* [Your task]
In the entries below, find every line holding the string "Expects" and collect it.

## Begin Record extracts

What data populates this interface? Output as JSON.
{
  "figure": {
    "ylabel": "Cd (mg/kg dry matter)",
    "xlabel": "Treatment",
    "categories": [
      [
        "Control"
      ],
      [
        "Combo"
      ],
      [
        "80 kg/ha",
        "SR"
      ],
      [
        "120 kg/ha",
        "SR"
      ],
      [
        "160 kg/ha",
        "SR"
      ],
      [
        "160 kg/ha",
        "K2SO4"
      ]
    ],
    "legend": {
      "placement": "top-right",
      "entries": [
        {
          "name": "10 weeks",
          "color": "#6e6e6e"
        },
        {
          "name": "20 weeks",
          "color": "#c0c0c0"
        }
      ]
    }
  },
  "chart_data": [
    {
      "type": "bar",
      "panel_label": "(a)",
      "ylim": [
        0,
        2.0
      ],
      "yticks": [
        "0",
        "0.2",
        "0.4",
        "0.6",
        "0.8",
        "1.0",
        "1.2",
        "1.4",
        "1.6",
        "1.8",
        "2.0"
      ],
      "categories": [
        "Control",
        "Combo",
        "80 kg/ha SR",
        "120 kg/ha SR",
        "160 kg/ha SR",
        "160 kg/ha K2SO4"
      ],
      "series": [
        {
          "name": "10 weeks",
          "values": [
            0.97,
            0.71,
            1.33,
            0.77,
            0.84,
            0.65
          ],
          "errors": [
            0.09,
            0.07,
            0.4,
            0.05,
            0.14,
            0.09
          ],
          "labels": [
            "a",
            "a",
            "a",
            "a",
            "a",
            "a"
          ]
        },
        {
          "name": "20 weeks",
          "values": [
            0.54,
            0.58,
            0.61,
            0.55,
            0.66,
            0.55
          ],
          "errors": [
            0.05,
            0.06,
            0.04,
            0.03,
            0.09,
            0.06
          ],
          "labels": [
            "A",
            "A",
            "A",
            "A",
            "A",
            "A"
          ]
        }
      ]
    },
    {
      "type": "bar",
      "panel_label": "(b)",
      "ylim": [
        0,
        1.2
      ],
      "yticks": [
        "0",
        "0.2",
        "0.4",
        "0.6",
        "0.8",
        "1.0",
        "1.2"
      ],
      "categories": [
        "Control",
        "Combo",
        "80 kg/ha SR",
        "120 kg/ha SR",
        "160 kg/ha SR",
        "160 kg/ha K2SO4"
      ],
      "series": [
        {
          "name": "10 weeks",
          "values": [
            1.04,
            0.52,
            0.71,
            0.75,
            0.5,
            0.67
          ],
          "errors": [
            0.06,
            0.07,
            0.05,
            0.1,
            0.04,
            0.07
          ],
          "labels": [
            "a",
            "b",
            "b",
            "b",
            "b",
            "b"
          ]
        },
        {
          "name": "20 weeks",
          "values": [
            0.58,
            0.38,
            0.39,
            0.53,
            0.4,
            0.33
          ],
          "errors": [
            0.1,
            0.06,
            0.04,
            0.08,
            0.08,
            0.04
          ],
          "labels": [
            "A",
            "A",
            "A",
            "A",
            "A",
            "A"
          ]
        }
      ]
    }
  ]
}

## End Record extracts
## Begin Record extracts

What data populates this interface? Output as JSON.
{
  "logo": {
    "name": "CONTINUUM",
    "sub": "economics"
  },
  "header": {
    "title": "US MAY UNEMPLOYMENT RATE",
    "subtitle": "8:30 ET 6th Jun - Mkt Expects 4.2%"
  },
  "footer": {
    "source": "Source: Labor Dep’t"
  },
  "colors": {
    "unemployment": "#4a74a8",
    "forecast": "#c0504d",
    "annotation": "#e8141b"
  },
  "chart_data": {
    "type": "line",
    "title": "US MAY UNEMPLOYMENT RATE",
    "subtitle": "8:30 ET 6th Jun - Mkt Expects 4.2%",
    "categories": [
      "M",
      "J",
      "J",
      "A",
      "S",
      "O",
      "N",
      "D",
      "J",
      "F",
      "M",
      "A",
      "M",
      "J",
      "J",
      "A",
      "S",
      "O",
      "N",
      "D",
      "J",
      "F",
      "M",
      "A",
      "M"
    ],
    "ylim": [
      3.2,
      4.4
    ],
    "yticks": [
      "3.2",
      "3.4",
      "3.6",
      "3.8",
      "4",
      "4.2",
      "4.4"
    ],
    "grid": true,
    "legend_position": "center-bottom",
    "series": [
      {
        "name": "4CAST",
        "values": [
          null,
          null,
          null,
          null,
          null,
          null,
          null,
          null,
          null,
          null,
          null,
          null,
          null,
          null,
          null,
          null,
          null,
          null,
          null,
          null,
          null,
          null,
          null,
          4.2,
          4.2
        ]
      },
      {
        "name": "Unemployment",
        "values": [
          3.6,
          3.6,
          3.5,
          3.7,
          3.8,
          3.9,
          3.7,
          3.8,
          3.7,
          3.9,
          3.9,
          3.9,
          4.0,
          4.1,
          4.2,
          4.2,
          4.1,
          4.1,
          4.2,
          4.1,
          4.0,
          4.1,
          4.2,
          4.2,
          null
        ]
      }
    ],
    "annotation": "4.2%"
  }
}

## End Record extracts
## Begin Record extracts

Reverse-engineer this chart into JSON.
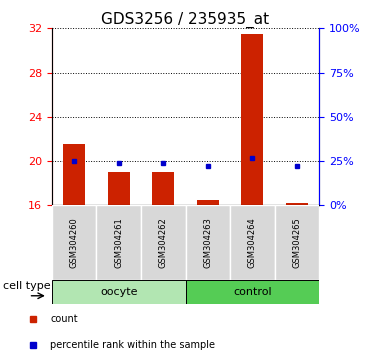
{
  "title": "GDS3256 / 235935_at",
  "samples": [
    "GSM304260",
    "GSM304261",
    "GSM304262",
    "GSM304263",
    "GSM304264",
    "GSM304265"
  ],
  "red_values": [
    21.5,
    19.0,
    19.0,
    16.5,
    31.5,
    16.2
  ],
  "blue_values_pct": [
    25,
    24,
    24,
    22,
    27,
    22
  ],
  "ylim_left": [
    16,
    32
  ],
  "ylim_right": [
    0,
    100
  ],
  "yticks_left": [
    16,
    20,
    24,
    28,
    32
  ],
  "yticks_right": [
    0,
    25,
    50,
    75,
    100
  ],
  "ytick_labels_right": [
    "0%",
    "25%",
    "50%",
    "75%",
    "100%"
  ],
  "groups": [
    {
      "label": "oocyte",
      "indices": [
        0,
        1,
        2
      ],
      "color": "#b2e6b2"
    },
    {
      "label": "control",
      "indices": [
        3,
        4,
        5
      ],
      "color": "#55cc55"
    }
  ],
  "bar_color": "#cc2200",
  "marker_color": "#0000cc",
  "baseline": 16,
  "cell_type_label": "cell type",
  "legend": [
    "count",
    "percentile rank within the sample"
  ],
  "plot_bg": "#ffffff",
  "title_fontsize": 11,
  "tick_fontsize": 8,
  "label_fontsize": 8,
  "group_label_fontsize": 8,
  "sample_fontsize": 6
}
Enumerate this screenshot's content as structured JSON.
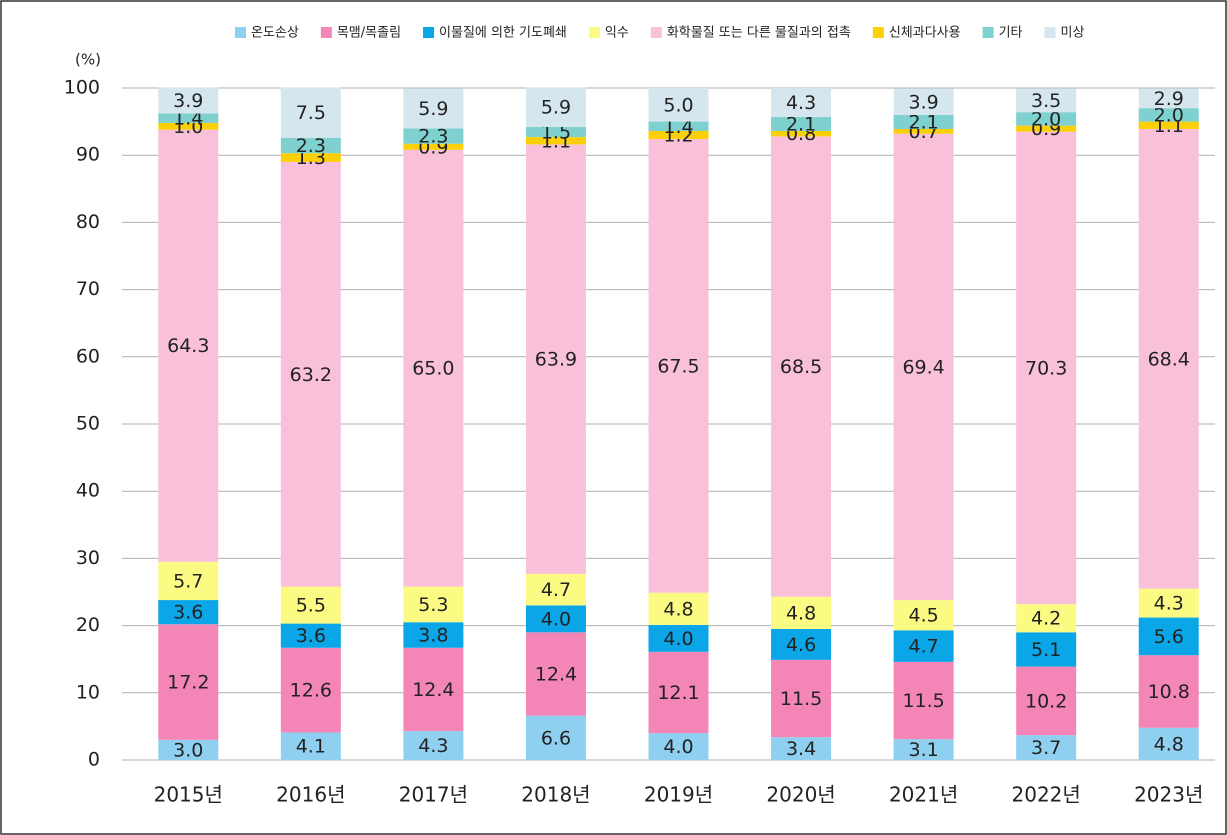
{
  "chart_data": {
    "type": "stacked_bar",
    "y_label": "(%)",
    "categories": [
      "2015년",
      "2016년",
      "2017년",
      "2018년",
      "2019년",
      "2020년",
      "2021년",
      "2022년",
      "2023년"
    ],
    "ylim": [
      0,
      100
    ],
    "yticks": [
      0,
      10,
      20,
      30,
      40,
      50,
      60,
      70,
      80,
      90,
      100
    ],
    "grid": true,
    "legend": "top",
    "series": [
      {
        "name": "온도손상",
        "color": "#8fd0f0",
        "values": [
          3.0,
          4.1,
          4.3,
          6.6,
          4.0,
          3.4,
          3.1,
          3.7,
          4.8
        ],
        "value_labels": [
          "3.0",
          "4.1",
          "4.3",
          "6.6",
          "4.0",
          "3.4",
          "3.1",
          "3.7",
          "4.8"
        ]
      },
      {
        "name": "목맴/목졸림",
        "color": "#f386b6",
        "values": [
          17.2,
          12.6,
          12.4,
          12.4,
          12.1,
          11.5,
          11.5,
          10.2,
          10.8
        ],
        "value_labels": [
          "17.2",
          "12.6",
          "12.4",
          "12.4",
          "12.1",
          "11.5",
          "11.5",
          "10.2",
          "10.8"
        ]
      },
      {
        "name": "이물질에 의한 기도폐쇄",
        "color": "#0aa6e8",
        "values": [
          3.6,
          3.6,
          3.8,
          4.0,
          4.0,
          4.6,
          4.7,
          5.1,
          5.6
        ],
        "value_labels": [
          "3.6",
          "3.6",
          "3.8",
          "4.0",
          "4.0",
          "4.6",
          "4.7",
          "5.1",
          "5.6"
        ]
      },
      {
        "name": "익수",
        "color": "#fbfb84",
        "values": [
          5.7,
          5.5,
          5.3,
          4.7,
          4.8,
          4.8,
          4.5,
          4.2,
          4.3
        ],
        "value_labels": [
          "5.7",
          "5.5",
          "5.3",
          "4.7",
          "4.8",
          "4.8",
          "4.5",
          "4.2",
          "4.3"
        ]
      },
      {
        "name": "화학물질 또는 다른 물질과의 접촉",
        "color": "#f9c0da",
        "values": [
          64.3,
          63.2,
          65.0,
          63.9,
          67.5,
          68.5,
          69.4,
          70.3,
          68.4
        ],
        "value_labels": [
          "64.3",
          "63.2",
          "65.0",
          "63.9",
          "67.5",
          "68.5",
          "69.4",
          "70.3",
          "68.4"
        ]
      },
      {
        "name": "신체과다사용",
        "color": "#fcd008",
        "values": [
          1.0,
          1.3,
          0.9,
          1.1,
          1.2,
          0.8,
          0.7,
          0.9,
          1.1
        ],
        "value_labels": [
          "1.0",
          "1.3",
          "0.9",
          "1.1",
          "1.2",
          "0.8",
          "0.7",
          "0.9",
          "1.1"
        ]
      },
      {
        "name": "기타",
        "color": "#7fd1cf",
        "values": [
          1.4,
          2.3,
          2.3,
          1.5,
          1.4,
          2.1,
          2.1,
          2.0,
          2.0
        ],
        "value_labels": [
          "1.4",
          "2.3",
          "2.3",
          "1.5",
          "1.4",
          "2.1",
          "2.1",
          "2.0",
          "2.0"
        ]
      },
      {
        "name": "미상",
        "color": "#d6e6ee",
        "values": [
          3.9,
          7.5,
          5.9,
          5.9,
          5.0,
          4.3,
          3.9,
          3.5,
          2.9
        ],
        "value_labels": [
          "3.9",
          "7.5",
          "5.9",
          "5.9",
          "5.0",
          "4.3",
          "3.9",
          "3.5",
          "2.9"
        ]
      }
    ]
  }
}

## End Record extracts

* [Right answer]
    "subtitle": "8:30 ET 6th Jun - Mkt Expects 4.2%"
    "subtitle": "8:30 ET 6th Jun - Mkt Expects 4.2%",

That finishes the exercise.